* **Stored records**
****

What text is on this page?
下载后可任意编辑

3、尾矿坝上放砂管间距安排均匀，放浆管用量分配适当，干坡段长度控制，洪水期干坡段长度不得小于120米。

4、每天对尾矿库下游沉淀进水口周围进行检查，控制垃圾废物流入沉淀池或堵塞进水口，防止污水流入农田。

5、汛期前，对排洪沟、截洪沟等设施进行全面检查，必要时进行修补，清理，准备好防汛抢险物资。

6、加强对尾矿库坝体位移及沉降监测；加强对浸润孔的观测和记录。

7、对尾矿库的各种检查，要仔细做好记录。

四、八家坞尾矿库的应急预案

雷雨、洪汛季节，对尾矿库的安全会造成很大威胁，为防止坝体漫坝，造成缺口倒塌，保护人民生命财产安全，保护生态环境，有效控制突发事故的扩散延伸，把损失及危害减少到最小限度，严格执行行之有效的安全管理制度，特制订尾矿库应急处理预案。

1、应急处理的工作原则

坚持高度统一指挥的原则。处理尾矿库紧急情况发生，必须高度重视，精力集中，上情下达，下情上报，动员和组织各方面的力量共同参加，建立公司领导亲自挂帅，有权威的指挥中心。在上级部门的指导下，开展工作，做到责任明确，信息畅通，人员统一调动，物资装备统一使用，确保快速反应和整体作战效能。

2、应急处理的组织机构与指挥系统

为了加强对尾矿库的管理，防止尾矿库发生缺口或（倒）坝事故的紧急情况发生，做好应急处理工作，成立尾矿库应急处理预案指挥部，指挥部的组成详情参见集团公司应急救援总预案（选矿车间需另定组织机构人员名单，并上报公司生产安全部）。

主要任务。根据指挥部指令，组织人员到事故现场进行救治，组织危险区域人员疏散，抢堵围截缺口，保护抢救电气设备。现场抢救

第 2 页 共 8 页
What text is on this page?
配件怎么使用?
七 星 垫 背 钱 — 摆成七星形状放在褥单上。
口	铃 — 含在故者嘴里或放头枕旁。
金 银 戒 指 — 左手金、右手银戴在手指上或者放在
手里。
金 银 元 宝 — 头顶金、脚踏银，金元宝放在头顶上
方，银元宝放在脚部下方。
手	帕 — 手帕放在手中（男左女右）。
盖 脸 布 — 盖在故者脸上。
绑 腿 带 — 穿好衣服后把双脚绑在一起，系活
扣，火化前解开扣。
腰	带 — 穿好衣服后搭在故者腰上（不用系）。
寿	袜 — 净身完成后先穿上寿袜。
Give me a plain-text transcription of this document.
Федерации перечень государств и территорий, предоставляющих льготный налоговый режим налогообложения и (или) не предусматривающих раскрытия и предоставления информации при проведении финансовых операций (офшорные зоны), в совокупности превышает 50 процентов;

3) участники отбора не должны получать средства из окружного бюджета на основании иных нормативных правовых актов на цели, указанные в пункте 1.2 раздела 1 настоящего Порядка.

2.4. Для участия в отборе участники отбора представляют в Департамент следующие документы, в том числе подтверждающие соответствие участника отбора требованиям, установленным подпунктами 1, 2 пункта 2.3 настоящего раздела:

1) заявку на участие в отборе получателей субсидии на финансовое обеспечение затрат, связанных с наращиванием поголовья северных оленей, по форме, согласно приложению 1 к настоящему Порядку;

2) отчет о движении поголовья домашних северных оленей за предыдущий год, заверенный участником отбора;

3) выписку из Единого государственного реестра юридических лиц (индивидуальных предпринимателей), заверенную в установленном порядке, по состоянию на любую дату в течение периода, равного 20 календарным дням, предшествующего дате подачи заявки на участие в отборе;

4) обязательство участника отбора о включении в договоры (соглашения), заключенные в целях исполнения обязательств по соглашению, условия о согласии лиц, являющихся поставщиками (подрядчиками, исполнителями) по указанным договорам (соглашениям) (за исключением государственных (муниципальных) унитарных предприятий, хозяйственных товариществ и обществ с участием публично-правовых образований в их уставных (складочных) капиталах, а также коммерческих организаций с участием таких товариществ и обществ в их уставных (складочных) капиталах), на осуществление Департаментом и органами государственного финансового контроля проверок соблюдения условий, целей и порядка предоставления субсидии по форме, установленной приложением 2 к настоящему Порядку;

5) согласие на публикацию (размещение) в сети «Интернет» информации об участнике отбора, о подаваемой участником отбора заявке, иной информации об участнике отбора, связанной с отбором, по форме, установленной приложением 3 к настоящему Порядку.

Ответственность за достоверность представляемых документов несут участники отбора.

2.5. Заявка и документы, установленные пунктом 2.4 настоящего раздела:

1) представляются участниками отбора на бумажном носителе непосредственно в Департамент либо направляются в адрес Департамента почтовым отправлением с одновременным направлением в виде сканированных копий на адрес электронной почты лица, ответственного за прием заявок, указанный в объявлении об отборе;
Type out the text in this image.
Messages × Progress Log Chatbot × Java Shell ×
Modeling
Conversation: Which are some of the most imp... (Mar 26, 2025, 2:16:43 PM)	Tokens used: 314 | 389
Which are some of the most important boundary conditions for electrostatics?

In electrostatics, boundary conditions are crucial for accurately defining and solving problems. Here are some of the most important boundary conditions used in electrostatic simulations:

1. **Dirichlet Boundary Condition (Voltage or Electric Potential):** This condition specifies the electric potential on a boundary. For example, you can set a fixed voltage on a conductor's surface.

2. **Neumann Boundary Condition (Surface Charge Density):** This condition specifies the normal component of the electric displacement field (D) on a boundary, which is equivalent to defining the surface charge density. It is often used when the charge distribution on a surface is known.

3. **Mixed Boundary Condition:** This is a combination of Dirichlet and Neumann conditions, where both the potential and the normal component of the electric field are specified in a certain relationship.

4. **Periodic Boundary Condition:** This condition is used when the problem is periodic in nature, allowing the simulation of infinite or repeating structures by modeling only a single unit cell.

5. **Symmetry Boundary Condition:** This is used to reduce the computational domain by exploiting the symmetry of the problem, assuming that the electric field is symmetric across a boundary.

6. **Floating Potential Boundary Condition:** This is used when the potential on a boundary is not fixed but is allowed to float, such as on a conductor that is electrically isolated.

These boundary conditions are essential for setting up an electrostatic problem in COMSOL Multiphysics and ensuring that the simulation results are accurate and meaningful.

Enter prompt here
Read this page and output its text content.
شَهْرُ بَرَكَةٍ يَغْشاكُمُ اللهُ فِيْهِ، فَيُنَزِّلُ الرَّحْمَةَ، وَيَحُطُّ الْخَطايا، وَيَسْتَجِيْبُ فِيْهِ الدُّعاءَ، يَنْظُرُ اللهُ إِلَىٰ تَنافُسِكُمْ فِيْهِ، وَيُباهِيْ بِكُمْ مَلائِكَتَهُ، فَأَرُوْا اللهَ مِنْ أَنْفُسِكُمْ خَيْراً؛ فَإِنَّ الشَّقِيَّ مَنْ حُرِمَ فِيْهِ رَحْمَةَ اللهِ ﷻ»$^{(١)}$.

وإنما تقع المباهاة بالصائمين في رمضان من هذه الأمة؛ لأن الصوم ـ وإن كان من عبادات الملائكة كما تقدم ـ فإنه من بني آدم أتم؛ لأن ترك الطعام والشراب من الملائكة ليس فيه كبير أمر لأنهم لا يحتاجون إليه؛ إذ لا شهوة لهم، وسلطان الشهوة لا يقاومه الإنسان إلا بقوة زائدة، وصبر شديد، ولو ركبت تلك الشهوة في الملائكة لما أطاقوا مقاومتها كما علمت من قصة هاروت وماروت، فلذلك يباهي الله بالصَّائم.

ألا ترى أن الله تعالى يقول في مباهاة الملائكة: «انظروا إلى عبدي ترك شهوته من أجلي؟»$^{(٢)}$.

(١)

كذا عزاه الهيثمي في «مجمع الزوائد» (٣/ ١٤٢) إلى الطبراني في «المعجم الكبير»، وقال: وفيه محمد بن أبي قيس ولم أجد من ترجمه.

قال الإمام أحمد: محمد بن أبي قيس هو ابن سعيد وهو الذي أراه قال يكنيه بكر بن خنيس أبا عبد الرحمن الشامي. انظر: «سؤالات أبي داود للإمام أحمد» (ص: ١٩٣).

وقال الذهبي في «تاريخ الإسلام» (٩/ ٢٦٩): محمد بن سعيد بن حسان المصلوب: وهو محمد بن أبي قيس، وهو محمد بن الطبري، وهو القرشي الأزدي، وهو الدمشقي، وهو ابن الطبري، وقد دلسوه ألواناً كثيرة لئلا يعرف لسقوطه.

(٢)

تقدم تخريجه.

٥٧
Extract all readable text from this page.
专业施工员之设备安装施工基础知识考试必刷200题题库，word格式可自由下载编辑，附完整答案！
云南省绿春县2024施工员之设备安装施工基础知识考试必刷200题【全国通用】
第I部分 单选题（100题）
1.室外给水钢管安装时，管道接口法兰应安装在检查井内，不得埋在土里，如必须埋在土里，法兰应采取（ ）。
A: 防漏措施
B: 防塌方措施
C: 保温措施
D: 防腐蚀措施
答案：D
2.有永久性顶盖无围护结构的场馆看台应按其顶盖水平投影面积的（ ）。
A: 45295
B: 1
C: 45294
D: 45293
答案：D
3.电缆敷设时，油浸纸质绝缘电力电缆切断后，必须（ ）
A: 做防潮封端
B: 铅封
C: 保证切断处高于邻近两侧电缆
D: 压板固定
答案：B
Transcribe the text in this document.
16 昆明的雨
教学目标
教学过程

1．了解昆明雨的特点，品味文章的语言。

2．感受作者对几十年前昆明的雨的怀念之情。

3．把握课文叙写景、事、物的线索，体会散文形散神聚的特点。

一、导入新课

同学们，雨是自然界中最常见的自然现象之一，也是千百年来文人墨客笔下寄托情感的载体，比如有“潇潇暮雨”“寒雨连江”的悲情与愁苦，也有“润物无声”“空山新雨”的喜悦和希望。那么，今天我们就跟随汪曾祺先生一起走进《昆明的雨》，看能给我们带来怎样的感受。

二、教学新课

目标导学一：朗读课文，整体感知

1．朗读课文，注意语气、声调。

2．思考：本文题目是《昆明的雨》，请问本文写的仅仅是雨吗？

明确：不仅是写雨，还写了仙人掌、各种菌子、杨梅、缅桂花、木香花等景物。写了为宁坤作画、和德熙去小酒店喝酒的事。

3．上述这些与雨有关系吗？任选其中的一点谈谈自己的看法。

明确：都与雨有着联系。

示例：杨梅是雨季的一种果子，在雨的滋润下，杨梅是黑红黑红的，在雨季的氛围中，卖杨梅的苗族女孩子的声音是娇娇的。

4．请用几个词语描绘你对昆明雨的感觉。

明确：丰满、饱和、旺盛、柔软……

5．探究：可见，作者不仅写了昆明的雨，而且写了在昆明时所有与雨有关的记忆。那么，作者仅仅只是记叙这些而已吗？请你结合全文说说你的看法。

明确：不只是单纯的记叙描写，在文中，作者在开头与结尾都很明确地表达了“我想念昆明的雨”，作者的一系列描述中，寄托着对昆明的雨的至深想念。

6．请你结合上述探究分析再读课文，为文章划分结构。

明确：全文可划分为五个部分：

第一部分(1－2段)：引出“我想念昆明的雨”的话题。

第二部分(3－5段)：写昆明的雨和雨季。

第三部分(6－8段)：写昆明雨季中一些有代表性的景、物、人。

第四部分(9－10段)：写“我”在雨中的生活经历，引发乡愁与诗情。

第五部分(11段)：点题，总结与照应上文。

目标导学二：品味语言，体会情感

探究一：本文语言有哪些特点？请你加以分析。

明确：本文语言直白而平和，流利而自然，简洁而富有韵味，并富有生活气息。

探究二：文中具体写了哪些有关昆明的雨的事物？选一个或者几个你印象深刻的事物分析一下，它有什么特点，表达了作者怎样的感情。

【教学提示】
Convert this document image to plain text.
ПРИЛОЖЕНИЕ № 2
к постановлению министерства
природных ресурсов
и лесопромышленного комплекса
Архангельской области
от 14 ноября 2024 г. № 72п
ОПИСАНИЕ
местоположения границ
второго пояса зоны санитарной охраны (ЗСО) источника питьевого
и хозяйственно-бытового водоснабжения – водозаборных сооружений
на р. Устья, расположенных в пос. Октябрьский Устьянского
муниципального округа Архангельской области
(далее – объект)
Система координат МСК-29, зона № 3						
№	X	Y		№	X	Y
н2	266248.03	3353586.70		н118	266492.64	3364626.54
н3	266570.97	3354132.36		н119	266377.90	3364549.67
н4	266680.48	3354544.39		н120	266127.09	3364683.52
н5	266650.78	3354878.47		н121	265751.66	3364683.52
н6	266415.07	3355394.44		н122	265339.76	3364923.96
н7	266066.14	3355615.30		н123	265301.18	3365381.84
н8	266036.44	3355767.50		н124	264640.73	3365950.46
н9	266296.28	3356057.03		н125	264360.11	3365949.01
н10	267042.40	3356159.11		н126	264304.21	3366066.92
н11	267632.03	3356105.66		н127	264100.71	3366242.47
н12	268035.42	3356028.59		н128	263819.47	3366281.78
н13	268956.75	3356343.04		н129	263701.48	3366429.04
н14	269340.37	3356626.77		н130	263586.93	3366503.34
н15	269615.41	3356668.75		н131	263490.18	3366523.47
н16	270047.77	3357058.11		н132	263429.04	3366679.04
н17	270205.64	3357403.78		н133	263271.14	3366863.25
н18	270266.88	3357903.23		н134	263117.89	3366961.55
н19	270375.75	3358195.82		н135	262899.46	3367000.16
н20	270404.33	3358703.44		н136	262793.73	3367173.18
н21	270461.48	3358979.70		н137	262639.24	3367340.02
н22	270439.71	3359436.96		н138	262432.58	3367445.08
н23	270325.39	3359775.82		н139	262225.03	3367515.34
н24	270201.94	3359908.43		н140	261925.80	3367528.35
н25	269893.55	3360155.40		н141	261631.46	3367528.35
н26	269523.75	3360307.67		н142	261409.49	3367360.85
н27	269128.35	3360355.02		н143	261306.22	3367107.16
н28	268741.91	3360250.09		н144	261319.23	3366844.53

****

* **Exercise aim**
Take each line of the material that contains the word "зоны" and list it.

* **Problem solution**
Федерации перечень государств и территорий, предоставляющих льготный налоговый режим налогообложения и (или) не предусматривающих раскрытия и предоставления информации при проведении финансовых операций (офшорные зоны), в совокупности превышает 50 процентов;
второго пояса зоны санитарной охраны (ЗСО) источника питьевого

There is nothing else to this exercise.